Items from a figure collection
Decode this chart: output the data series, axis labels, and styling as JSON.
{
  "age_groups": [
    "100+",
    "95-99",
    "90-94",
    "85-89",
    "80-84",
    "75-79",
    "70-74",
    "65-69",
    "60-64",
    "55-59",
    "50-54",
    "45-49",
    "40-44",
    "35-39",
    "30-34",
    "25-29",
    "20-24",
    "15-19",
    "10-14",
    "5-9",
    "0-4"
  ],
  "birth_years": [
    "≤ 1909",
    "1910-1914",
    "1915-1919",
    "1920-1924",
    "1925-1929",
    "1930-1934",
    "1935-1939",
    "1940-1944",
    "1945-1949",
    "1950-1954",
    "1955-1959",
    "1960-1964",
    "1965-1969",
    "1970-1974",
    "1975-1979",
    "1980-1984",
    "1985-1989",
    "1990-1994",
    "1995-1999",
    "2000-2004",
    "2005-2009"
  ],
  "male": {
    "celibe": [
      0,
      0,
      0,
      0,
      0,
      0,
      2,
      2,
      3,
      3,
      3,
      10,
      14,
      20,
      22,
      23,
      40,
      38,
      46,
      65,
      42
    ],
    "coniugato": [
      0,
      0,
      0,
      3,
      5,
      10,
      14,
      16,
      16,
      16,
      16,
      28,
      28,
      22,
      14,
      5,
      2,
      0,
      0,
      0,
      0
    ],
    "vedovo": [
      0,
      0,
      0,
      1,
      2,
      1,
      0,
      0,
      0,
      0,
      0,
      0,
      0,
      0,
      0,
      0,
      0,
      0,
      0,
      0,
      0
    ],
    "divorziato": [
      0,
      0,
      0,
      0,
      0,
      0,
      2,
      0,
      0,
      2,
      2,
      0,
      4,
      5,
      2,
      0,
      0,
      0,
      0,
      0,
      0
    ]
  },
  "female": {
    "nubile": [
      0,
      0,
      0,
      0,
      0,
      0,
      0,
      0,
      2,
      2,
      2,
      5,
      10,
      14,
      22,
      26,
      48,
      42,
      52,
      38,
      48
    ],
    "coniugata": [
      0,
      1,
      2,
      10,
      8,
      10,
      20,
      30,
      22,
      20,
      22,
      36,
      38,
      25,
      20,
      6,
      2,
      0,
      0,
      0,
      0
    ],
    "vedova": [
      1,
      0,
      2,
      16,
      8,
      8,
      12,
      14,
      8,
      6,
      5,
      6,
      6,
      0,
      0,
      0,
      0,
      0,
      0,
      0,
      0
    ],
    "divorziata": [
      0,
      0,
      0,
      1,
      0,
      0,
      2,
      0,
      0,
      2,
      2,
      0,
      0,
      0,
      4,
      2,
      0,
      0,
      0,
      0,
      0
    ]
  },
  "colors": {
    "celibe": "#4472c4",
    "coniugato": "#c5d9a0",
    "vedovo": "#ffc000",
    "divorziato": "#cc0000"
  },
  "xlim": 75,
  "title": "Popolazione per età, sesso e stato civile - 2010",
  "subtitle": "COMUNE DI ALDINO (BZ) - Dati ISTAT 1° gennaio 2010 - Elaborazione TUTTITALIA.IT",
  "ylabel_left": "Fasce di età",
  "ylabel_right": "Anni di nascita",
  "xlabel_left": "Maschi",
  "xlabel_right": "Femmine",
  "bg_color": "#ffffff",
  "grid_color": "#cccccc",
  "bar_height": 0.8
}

--- GIVEN TASK ---
What is needed here is an exact reproduction of all the entries.

--- TASK OUTPUT ---
Decode this chart: output the data series, axis labels, and styling as JSON.
{
  "age_groups": [
    "100+",
    "95-99",
    "90-94",
    "85-89",
    "80-84",
    "75-79",
    "70-74",
    "65-69",
    "60-64",
    "55-59",
    "50-54",
    "45-49",
    "40-44",
    "35-39",
    "30-34",
    "25-29",
    "20-24",
    "15-19",
    "10-14",
    "5-9",
    "0-4"
  ],
  "birth_years": [
    "≤ 1909",
    "1910-1914",
    "1915-1919",
    "1920-1924",
    "1925-1929",
    "1930-1934",
    "1935-1939",
    "1940-1944",
    "1945-1949",
    "1950-1954",
    "1955-1959",
    "1960-1964",
    "1965-1969",
    "1970-1974",
    "1975-1979",
    "1980-1984",
    "1985-1989",
    "1990-1994",
    "1995-1999",
    "2000-2004",
    "2005-2009"
  ],
  "male": {
    "celibe": [
      0,
      0,
      0,
      0,
      0,
      0,
      2,
      2,
      3,
      3,
      3,
      10,
      14,
      20,
      22,
      23,
      40,
      38,
      46,
      65,
      42
    ],
    "coniugato": [
      0,
      0,
      0,
      3,
      5,
      10,
      14,
      16,
      16,
      16,
      16,
      28,
      28,
      22,
      14,
      5,
      2,
      0,
      0,
      0,
      0
    ],
    "vedovo": [
      0,
      0,
      0,
      1,
      2,
      1,
      0,
      0,
      0,
      0,
      0,
      0,
      0,
      0,
      0,
      0,
      0,
      0,
      0,
      0,
      0
    ],
    "divorziato": [
      0,
      0,
      0,
      0,
      0,
      0,
      2,
      0,
      0,
      2,
      2,
      0,
      4,
      5,
      2,
      0,
      0,
      0,
      0,
      0,
      0
    ]
  },
  "female": {
    "nubile": [
      0,
      0,
      0,
      0,
      0,
      0,
      0,
      0,
      2,
      2,
      2,
      5,
      10,
      14,
      22,
      26,
      48,
      42,
      52,
      38,
      48
    ],
    "coniugata": [
      0,
      1,
      2,
      10,
      8,
      10,
      20,
      30,
      22,
      20,
      22,
      36,
      38,
      25,
      20,
      6,
      2,
      0,
      0,
      0,
      0
    ],
    "vedova": [
      1,
      0,
      2,
      16,
      8,
      8,
      12,
      14,
      8,
      6,
      5,
      6,
      6,
      0,
      0,
      0,
      0,
      0,
      0,
      0,
      0
    ],
    "divorziata": [
      0,
      0,
      0,
      1,
      0,
      0,
      2,
      0,
      0,
      2,
      2,
      0,
      0,
      0,
      4,
      2,
      0,
      0,
      0,
      0,
      0
    ]
  },
  "colors": {
    "celibe": "#4472c4",
    "coniugato": "#c5d9a0",
    "vedovo": "#ffc000",
    "divorziato": "#cc0000"
  },
  "xlim": 75,
  "title": "Popolazione per età, sesso e stato civile - 2010",
  "subtitle": "COMUNE DI ALDINO (BZ) - Dati ISTAT 1° gennaio 2010 - Elaborazione TUTTITALIA.IT",
  "ylabel_left": "Fasce di età",
  "ylabel_right": "Anni di nascita",
  "xlabel_left": "Maschi",
  "xlabel_right": "Femmine",
  "bg_color": "#ffffff",
  "grid_color": "#cccccc",
  "bar_height": 0.8
}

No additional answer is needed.